# What you will do:
Change "cross-sectional" to "sectional" in the items below, then write out all of them in full with every other word left as it is.

# Data for processing:

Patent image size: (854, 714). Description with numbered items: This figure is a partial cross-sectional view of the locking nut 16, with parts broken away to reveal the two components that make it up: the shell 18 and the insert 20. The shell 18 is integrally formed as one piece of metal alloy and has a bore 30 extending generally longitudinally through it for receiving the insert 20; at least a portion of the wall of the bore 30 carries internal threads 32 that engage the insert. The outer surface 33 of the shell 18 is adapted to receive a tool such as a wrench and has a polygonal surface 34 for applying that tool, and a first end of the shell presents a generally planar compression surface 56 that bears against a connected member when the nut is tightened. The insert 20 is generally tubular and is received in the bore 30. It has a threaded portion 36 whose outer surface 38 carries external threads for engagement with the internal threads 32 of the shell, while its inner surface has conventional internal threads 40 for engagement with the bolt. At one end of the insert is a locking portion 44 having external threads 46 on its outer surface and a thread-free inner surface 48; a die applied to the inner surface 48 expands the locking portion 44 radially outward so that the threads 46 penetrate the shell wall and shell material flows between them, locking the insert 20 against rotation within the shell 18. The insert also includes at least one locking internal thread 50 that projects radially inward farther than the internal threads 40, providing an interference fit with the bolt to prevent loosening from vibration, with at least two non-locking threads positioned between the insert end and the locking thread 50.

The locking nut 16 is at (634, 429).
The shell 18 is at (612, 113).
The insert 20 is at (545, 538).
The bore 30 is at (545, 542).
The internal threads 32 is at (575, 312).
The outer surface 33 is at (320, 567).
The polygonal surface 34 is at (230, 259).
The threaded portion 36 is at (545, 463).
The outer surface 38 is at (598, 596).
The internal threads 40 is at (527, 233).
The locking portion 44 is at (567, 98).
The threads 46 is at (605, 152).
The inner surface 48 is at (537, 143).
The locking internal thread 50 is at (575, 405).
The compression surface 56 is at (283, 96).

# Problem solution:
Patent image size: (854, 714). Description with numbered items: This figure is a partial sectional view of the locking nut 16, with parts broken away to reveal the two components that make it up: the shell 18 and the insert 20. The shell 18 is integrally formed as one piece of metal alloy and has a bore 30 extending generally longitudinally through it for receiving the insert 20; at least a portion of the wall of the bore 30 carries internal threads 32 that engage the insert. The outer surface 33 of the shell 18 is adapted to receive a tool such as a wrench and has a polygonal surface 34 for applying that tool, and a first end of the shell presents a generally planar compression surface 56 that bears against a connected member when the nut is tightened. The insert 20 is generally tubular and is received in the bore 30. It has a threaded portion 36 whose outer surface 38 carries external threads for engagement with the internal threads 32 of the shell, while its inner surface has conventional internal threads 40 for engagement with the bolt. At one end of the insert is a locking portion 44 having external threads 46 on its outer surface and a thread-free inner surface 48; a die applied to the inner surface 48 expands the locking portion 44 radially outward so that the threads 46 penetrate the shell wall and shell material flows between them, locking the insert 20 against rotation within the shell 18. The insert also includes at least one locking internal thread 50 that projects radially inward farther than the internal threads 40, providing an interference fit with the bolt to prevent loosening from vibration, with at least two non-locking threads positioned between the insert end and the locking thread 50.

The locking nut 16 is at (634, 429).
The shell 18 is at (612, 113).
The insert 20 is at (545, 538).
The bore 30 is at (545, 542).
The internal threads 32 is at (575, 312).
The outer surface 33 is at (320, 567).
The polygonal surface 34 is at (230, 259).
The threaded portion 36 is at (545, 463).
The outer surface 38 is at (598, 596).
The internal threads 40 is at (527, 233).
The locking portion 44 is at (567, 98).
The threads 46 is at (605, 152).
The inner surface 48 is at (537, 143).
The locking internal thread 50 is at (575, 405).
The compression surface 56 is at (283, 96).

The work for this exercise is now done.